• _Exercise requirements_
Would you pull out every line of the material that contains the string "with"?

(Items from a dataset)

START

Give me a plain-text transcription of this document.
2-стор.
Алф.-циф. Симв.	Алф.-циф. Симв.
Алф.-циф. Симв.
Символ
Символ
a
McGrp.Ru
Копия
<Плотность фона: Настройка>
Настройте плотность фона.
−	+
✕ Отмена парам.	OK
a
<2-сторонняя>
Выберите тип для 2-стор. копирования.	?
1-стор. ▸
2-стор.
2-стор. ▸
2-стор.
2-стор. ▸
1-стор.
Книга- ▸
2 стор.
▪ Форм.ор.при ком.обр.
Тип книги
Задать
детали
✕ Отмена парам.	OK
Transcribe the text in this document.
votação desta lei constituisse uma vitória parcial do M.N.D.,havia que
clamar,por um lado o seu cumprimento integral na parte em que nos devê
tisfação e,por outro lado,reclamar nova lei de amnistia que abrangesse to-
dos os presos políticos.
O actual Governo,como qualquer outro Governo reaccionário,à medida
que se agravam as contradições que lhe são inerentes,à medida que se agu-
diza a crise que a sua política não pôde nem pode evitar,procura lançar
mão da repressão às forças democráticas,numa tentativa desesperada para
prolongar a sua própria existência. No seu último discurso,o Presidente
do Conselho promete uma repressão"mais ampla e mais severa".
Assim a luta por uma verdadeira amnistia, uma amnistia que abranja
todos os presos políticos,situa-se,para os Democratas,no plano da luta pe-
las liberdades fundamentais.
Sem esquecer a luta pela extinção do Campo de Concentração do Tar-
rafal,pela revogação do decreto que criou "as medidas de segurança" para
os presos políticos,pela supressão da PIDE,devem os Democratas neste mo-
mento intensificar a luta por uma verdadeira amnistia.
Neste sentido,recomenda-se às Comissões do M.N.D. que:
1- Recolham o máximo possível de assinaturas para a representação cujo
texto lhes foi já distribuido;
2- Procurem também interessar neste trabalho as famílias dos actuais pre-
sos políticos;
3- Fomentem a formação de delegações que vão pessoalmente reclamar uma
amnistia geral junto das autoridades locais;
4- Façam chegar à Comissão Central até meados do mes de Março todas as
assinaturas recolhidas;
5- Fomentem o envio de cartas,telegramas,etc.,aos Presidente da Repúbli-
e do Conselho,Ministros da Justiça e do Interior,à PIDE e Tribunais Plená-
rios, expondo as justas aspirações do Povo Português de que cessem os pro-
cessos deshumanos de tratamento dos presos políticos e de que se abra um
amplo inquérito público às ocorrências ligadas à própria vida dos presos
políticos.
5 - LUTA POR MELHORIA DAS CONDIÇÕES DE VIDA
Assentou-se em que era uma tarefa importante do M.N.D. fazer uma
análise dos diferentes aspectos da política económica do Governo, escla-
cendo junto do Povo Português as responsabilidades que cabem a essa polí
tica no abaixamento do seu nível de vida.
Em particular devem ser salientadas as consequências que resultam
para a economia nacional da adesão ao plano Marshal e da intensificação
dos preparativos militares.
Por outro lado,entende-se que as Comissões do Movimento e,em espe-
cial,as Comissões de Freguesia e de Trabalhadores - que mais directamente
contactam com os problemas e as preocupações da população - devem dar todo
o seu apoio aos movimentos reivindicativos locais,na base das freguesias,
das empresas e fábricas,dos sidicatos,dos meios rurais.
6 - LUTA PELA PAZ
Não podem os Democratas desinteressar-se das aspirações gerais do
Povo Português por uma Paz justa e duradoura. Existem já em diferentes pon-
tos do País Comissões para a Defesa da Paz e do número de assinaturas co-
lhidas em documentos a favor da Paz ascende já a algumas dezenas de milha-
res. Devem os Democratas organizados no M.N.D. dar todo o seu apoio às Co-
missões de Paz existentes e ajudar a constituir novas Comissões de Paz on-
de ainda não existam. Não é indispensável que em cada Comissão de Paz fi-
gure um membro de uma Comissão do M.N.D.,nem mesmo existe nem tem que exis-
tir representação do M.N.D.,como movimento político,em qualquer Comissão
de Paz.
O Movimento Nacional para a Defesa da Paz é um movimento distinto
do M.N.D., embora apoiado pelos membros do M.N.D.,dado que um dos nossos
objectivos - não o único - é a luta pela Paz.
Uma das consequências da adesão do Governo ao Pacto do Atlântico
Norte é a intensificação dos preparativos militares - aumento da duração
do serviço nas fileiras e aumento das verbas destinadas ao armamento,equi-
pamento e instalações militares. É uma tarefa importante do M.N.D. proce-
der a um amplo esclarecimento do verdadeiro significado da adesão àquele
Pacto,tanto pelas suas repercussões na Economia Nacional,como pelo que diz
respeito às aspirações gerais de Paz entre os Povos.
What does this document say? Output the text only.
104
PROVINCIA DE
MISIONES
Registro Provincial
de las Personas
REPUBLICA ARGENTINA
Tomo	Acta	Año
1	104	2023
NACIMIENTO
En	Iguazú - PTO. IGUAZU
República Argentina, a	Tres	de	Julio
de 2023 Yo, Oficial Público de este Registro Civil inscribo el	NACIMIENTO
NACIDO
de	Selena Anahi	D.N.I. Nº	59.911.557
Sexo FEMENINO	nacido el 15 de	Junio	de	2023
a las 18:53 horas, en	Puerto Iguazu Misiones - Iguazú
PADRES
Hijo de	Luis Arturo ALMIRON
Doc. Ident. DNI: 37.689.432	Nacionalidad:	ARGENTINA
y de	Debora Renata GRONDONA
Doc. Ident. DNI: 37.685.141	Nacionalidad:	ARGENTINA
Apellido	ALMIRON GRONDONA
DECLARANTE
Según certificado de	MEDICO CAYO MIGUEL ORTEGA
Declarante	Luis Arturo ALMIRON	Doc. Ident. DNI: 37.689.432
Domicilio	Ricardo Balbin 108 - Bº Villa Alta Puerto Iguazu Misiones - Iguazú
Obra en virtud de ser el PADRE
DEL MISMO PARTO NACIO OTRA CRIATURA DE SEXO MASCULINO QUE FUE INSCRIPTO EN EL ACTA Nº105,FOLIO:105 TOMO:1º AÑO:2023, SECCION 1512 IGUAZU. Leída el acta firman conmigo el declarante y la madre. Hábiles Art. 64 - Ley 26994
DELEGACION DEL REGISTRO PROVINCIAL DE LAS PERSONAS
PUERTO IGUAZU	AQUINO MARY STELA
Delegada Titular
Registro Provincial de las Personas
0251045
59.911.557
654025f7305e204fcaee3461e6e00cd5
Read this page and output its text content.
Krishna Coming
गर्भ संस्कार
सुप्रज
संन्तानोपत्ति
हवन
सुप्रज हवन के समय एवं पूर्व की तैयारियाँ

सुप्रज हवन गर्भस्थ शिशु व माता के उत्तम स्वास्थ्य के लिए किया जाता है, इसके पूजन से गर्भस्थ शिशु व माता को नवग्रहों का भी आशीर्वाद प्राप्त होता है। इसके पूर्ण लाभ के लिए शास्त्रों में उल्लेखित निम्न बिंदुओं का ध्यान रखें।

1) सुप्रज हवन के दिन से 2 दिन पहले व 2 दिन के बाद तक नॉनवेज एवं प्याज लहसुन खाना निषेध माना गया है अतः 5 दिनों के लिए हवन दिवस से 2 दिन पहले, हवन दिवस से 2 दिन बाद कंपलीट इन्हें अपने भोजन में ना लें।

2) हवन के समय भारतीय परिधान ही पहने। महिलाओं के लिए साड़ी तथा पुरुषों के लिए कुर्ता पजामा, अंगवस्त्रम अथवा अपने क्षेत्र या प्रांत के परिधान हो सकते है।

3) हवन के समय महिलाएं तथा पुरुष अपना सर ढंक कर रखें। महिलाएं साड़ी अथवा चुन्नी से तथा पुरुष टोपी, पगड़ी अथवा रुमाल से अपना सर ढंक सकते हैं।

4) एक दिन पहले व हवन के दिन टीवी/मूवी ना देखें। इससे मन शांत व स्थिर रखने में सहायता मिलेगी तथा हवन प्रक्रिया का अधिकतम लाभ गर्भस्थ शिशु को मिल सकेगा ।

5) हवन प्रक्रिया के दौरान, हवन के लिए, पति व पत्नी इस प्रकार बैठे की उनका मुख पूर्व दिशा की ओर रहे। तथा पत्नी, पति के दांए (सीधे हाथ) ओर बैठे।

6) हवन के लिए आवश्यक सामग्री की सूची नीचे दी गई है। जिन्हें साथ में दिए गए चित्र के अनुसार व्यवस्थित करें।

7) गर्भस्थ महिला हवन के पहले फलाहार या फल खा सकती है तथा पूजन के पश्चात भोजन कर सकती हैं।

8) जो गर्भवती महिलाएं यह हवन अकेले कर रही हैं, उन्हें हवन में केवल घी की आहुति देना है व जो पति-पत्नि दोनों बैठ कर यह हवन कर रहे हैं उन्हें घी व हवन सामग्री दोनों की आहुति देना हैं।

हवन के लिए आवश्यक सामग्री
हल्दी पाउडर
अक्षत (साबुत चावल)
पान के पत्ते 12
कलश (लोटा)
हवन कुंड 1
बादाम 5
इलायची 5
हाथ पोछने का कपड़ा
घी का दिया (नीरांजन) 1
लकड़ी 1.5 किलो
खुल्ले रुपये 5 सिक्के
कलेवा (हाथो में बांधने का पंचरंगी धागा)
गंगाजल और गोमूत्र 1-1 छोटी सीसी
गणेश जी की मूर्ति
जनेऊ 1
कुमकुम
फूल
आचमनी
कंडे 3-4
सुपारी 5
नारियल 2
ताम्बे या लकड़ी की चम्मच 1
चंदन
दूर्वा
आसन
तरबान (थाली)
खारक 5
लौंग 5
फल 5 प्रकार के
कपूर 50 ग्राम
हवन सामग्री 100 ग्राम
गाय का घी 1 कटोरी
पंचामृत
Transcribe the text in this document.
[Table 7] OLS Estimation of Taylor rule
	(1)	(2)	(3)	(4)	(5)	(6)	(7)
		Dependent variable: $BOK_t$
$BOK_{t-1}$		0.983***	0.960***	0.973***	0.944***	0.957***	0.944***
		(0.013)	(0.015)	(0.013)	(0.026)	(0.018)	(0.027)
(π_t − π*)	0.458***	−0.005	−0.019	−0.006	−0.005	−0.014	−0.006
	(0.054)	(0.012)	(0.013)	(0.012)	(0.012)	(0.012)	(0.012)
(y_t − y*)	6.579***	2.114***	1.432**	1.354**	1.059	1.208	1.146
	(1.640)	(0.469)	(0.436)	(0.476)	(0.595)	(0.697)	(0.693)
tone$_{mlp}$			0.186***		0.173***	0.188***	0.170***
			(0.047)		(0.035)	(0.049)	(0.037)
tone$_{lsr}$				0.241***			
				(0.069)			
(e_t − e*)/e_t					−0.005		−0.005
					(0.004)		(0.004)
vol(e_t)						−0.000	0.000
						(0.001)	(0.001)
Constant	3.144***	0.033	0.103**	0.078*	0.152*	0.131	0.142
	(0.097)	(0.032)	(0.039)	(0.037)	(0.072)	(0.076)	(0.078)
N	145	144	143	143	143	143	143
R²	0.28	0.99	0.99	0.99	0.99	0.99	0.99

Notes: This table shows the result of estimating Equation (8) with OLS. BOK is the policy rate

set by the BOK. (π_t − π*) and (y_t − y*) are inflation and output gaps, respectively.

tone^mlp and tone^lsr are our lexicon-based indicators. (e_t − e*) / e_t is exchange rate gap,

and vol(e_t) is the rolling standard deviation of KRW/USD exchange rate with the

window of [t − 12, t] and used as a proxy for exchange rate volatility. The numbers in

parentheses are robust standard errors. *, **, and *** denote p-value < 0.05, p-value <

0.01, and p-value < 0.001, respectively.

END

• _Solution for this problem_
Notes: This table shows the result of estimating Equation (8) with OLS. BOK is the policy rate
and vol(e_t) is the rolling standard deviation of KRW/USD exchange rate with the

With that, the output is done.